Written problem
The listing below should be written out exactly; please include all of it.

Records for processing
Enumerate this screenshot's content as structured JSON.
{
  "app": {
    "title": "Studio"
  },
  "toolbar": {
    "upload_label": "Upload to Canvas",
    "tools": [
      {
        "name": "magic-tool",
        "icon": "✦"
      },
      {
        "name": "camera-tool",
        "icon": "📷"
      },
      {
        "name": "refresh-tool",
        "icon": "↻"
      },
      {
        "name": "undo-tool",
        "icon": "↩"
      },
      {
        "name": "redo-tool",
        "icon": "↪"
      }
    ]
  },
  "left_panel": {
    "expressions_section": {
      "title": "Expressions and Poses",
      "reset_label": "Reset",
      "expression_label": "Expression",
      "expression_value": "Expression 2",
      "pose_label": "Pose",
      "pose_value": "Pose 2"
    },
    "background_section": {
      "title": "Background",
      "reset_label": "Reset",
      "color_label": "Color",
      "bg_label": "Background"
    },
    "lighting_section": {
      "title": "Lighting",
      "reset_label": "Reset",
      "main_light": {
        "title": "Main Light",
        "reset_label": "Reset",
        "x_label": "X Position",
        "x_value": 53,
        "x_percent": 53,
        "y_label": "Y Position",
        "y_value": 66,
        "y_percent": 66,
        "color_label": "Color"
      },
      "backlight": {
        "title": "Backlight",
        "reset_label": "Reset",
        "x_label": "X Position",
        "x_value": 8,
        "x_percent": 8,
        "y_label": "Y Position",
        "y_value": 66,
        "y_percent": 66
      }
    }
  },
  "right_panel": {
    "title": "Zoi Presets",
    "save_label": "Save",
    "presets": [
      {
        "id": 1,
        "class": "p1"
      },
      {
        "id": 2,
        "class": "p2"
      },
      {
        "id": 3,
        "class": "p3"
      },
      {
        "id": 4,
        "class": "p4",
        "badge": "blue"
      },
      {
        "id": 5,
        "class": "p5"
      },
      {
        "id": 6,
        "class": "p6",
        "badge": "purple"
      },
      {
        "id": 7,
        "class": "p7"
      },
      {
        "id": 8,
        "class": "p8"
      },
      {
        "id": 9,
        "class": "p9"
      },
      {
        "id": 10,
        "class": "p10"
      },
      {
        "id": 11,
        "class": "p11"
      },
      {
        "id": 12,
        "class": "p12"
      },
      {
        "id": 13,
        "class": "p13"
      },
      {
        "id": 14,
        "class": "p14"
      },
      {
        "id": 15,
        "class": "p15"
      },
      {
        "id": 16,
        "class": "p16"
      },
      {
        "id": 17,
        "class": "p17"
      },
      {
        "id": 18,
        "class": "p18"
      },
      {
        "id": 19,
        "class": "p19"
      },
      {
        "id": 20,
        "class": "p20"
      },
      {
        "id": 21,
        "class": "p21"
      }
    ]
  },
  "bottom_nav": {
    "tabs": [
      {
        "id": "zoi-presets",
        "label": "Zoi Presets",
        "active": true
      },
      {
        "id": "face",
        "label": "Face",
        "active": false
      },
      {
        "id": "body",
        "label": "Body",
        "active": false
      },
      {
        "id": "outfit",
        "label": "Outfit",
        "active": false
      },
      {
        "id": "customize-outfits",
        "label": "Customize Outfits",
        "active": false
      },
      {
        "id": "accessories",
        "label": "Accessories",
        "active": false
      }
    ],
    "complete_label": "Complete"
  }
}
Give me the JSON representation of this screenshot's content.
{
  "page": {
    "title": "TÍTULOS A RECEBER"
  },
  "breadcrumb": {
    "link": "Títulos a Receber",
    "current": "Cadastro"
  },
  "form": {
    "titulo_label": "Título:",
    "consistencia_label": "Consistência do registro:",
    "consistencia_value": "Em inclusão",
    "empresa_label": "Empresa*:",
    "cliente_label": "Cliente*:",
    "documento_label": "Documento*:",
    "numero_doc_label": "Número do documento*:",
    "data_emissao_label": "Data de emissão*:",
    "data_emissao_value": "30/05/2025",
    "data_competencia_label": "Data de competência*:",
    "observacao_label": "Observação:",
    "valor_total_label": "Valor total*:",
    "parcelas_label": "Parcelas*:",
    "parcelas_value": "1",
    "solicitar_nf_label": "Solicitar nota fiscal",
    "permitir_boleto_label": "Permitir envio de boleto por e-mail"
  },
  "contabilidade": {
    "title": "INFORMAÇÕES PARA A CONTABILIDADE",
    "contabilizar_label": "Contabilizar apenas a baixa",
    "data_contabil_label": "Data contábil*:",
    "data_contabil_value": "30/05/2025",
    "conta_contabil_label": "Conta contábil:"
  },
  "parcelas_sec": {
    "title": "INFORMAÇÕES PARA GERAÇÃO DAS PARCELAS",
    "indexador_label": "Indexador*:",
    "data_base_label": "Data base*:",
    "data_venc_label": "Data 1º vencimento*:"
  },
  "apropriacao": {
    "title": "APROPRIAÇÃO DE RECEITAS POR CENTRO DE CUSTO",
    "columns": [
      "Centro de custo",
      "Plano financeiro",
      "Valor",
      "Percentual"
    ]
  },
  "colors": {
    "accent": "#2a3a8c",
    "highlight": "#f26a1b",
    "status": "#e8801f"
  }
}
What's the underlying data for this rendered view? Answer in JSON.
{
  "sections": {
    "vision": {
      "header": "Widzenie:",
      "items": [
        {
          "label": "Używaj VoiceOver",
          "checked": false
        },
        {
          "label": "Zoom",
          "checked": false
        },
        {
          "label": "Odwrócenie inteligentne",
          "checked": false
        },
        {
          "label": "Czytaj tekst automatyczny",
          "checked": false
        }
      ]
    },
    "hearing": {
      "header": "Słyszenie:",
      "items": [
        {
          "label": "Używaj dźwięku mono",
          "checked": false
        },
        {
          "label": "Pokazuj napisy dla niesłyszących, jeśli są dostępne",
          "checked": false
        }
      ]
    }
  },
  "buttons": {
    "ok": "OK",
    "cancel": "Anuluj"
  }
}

Solved exercise
Enumerate this screenshot's content as structured JSON.
{
  "app": {
    "title": "Studio"
  },
  "toolbar": {
    "upload_label": "Upload to Canvas",
    "tools": [
      {
        "name": "magic-tool",
        "icon": "✦"
      },
      {
        "name": "camera-tool",
        "icon": "📷"
      },
      {
        "name": "refresh-tool",
        "icon": "↻"
      },
      {
        "name": "undo-tool",
        "icon": "↩"
      },
      {
        "name": "redo-tool",
        "icon": "↪"
      }
    ]
  },
  "left_panel": {
    "expressions_section": {
      "title": "Expressions and Poses",
      "reset_label": "Reset",
      "expression_label": "Expression",
      "expression_value": "Expression 2",
      "pose_label": "Pose",
      "pose_value": "Pose 2"
    },
    "background_section": {
      "title": "Background",
      "reset_label": "Reset",
      "color_label": "Color",
      "bg_label": "Background"
    },
    "lighting_section": {
      "title": "Lighting",
      "reset_label": "Reset",
      "main_light": {
        "title": "Main Light",
        "reset_label": "Reset",
        "x_label": "X Position",
        "x_value": 53,
        "x_percent": 53,
        "y_label": "Y Position",
        "y_value": 66,
        "y_percent": 66,
        "color_label": "Color"
      },
      "backlight": {
        "title": "Backlight",
        "reset_label": "Reset",
        "x_label": "X Position",
        "x_value": 8,
        "x_percent": 8,
        "y_label": "Y Position",
        "y_value": 66,
        "y_percent": 66
      }
    }
  },
  "right_panel": {
    "title": "Zoi Presets",
    "save_label": "Save",
    "presets": [
      {
        "id": 1,
        "class": "p1"
      },
      {
        "id": 2,
        "class": "p2"
      },
      {
        "id": 3,
        "class": "p3"
      },
      {
        "id": 4,
        "class": "p4",
        "badge": "blue"
      },
      {
        "id": 5,
        "class": "p5"
      },
      {
        "id": 6,
        "class": "p6",
        "badge": "purple"
      },
      {
        "id": 7,
        "class": "p7"
      },
      {
        "id": 8,
        "class": "p8"
      },
      {
        "id": 9,
        "class": "p9"
      },
      {
        "id": 10,
        "class": "p10"
      },
      {
        "id": 11,
        "class": "p11"
      },
      {
        "id": 12,
        "class": "p12"
      },
      {
        "id": 13,
        "class": "p13"
      },
      {
        "id": 14,
        "class": "p14"
      },
      {
        "id": 15,
        "class": "p15"
      },
      {
        "id": 16,
        "class": "p16"
      },
      {
        "id": 17,
        "class": "p17"
      },
      {
        "id": 18,
        "class": "p18"
      },
      {
        "id": 19,
        "class": "p19"
      },
      {
        "id": 20,
        "class": "p20"
      },
      {
        "id": 21,
        "class": "p21"
      }
    ]
  },
  "bottom_nav": {
    "tabs": [
      {
        "id": "zoi-presets",
        "label": "Zoi Presets",
        "active": true
      },
      {
        "id": "face",
        "label": "Face",
        "active": false
      },
      {
        "id": "body",
        "label": "Body",
        "active": false
      },
      {
        "id": "outfit",
        "label": "Outfit",
        "active": false
      },
      {
        "id": "customize-outfits",
        "label": "Customize Outfits",
        "active": false
      },
      {
        "id": "accessories",
        "label": "Accessories",
        "active": false
      }
    ],
    "complete_label": "Complete"
  }
}
Give me the JSON representation of this screenshot's content.
{
  "page": {
    "title": "TÍTULOS A RECEBER"
  },
  "breadcrumb": {
    "link": "Títulos a Receber",
    "current": "Cadastro"
  },
  "form": {
    "titulo_label": "Título:",
    "consistencia_label": "Consistência do registro:",
    "consistencia_value": "Em inclusão",
    "empresa_label": "Empresa*:",
    "cliente_label": "Cliente*:",
    "documento_label": "Documento*:",
    "numero_doc_label": "Número do documento*:",
    "data_emissao_label": "Data de emissão*:",
    "data_emissao_value": "30/05/2025",
    "data_competencia_label": "Data de competência*:",
    "observacao_label": "Observação:",
    "valor_total_label": "Valor total*:",
    "parcelas_label": "Parcelas*:",
    "parcelas_value": "1",
    "solicitar_nf_label": "Solicitar nota fiscal",
    "permitir_boleto_label": "Permitir envio de boleto por e-mail"
  },
  "contabilidade": {
    "title": "INFORMAÇÕES PARA A CONTABILIDADE",
    "contabilizar_label": "Contabilizar apenas a baixa",
    "data_contabil_label": "Data contábil*:",
    "data_contabil_value": "30/05/2025",
    "conta_contabil_label": "Conta contábil:"
  },
  "parcelas_sec": {
    "title": "INFORMAÇÕES PARA GERAÇÃO DAS PARCELAS",
    "indexador_label": "Indexador*:",
    "data_base_label": "Data base*:",
    "data_venc_label": "Data 1º vencimento*:"
  },
  "apropriacao": {
    "title": "APROPRIAÇÃO DE RECEITAS POR CENTRO DE CUSTO",
    "columns": [
      "Centro de custo",
      "Plano financeiro",
      "Valor",
      "Percentual"
    ]
  },
  "colors": {
    "accent": "#2a3a8c",
    "highlight": "#f26a1b",
    "status": "#e8801f"
  }
}
What's the underlying data for this rendered view? Answer in JSON.
{
  "sections": {
    "vision": {
      "header": "Widzenie:",
      "items": [
        {
          "label": "Używaj VoiceOver",
          "checked": false
        },
        {
          "label": "Zoom",
          "checked": false
        },
        {
          "label": "Odwrócenie inteligentne",
          "checked": false
        },
        {
          "label": "Czytaj tekst automatyczny",
          "checked": false
        }
      ]
    },
    "hearing": {
      "header": "Słyszenie:",
      "items": [
        {
          "label": "Używaj dźwięku mono",
          "checked": false
        },
        {
          "label": "Pokazuj napisy dla niesłyszących, jeśli są dostępne",
          "checked": false
        }
      ]
    }
  },
  "buttons": {
    "ok": "OK",
    "cancel": "Anuluj"
  }
}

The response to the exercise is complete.